**Directive**
Identify all lines of the data containing the string "Uncoated" and copy them.

(Records from a dataset)
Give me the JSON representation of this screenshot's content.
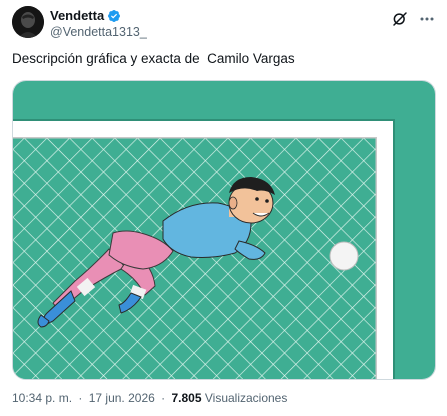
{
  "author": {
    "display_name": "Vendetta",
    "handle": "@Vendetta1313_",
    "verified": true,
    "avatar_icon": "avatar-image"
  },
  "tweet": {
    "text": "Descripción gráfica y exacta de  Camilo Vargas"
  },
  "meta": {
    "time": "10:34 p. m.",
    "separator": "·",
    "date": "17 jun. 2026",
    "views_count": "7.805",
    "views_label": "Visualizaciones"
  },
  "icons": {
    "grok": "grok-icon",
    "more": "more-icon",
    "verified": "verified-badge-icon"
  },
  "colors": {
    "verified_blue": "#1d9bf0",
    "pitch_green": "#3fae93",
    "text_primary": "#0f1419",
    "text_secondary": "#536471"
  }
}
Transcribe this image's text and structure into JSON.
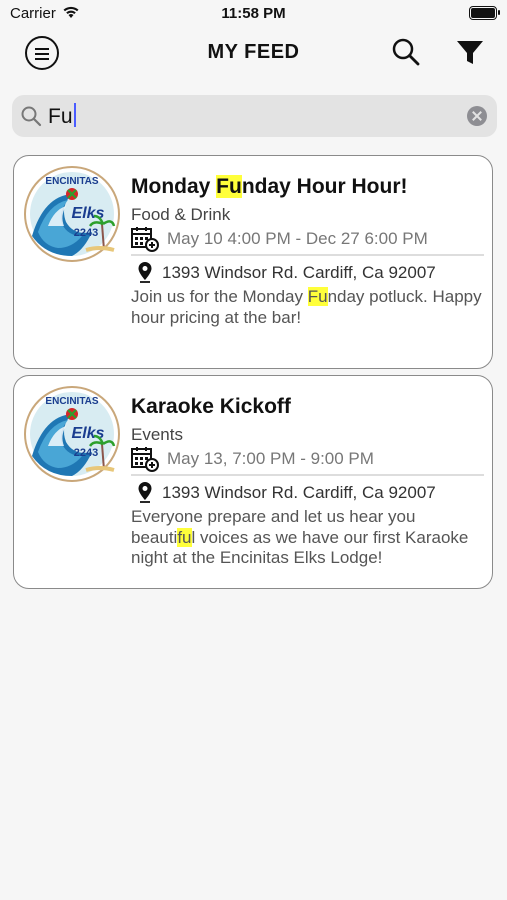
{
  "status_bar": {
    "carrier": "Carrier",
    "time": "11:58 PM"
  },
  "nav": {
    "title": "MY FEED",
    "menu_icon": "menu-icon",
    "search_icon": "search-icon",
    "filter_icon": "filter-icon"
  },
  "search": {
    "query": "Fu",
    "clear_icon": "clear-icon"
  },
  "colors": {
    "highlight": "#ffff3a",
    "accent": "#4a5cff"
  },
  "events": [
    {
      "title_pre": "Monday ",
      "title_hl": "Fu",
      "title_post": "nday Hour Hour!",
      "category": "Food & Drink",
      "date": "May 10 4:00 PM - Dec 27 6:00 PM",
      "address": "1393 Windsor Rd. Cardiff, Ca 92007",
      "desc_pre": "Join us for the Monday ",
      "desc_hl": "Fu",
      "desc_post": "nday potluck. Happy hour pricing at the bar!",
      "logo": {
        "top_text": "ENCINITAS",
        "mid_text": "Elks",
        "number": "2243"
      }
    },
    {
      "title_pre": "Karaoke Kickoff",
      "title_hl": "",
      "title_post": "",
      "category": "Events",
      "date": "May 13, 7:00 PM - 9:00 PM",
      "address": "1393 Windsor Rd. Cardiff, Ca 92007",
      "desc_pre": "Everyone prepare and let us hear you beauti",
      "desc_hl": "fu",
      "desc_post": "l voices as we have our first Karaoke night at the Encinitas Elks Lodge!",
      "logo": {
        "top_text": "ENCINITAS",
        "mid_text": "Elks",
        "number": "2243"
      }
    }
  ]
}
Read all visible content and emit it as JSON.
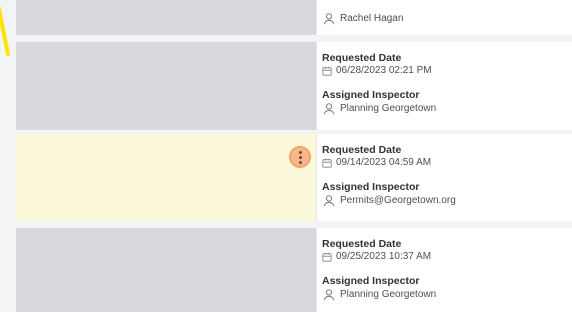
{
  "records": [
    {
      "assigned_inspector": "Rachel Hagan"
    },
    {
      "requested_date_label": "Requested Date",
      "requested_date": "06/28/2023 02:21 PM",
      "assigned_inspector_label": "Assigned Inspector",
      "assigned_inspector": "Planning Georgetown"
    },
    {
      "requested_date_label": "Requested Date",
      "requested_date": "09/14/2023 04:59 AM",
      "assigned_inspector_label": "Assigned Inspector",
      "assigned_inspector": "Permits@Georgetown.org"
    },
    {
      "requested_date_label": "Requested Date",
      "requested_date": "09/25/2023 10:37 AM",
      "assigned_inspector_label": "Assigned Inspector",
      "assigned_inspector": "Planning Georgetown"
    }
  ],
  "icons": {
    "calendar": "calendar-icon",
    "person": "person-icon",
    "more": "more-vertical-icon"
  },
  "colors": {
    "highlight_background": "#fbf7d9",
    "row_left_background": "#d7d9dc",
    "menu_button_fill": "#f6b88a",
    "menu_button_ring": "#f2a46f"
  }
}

---

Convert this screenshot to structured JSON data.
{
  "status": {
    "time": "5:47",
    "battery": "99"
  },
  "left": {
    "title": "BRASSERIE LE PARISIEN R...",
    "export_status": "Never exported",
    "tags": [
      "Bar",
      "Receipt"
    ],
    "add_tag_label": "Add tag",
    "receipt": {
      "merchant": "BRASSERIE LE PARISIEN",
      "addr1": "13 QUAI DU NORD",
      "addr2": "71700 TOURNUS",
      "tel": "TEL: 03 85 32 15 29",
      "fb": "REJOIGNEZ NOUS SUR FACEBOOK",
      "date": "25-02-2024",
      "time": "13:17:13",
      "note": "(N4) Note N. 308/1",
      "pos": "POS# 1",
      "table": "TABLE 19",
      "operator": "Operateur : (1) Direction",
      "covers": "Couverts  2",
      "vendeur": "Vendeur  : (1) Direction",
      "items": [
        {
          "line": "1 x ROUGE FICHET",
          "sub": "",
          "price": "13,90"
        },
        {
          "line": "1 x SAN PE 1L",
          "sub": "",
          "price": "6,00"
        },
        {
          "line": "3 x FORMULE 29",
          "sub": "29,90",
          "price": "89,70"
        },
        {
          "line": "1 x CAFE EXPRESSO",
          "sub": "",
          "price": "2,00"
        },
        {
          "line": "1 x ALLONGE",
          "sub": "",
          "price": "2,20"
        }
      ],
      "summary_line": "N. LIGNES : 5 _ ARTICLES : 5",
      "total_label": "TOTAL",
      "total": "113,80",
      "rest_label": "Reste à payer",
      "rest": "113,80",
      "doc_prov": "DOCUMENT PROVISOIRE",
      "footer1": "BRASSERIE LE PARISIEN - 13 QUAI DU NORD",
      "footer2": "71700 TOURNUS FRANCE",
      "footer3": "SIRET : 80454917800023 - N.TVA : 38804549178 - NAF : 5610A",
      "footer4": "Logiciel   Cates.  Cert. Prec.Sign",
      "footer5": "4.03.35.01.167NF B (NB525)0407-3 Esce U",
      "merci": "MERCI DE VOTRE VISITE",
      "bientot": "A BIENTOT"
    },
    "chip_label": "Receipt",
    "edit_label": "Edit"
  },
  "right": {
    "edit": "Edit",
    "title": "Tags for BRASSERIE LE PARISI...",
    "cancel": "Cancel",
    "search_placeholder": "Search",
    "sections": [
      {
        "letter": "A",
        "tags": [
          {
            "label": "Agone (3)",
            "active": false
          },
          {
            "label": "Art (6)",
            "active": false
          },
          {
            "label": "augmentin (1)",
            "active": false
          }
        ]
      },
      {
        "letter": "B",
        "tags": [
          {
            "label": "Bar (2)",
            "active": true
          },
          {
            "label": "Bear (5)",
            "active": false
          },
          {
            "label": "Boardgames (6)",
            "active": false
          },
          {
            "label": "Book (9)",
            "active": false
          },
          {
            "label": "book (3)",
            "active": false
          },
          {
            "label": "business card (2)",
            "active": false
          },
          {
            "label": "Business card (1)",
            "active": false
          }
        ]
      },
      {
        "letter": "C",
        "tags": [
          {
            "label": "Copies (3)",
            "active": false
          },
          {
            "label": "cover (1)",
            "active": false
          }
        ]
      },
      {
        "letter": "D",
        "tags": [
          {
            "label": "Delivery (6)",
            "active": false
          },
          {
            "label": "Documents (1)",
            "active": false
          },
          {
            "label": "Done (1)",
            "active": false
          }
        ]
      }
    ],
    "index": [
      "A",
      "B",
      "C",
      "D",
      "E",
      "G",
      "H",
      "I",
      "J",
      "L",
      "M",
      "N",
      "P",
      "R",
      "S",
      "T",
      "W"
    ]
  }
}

* * *

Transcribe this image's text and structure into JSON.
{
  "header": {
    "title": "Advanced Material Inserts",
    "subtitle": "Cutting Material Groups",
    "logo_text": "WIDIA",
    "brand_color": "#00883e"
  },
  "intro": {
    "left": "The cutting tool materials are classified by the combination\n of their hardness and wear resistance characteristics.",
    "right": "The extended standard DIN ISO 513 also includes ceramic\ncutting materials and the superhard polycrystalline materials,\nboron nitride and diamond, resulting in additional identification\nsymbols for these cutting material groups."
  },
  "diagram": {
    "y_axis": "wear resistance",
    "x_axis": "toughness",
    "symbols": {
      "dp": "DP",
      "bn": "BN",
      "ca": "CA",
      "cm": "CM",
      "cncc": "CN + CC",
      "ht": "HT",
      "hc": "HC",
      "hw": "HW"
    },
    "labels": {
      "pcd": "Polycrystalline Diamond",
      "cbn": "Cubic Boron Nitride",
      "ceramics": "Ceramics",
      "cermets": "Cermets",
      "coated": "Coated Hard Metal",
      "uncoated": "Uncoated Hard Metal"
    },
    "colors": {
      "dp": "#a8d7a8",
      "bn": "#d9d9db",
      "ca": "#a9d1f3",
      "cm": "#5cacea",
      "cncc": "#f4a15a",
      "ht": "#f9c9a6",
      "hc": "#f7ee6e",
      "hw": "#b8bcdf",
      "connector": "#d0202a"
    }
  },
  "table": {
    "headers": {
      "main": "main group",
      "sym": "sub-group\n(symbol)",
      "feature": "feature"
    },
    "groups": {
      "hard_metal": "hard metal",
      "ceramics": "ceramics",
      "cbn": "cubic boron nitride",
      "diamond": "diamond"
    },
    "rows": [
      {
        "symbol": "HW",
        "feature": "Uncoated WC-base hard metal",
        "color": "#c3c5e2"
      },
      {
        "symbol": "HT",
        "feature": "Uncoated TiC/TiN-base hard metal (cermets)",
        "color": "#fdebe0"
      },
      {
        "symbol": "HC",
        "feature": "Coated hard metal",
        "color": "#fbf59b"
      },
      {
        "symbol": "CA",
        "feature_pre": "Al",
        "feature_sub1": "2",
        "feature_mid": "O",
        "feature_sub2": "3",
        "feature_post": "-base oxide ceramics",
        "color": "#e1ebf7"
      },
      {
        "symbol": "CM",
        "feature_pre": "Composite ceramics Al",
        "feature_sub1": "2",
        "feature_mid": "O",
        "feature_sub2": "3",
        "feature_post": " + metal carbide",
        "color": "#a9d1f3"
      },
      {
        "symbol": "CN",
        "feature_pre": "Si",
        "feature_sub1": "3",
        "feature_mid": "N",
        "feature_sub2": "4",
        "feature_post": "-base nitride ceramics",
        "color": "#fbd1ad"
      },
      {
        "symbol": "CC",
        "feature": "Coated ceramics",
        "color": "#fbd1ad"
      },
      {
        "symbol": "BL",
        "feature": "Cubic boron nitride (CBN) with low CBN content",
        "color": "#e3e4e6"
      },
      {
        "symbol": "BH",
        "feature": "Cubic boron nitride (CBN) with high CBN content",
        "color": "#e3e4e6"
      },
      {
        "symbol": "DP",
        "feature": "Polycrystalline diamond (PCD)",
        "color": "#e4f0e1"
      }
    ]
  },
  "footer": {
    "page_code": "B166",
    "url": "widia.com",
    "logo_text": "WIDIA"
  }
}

**Result of this exercise**
      "uncoated": "Uncoated Hard Metal"
        "feature": "Uncoated WC-base hard metal",
        "feature": "Uncoated TiC/TiN-base hard metal (cermets)",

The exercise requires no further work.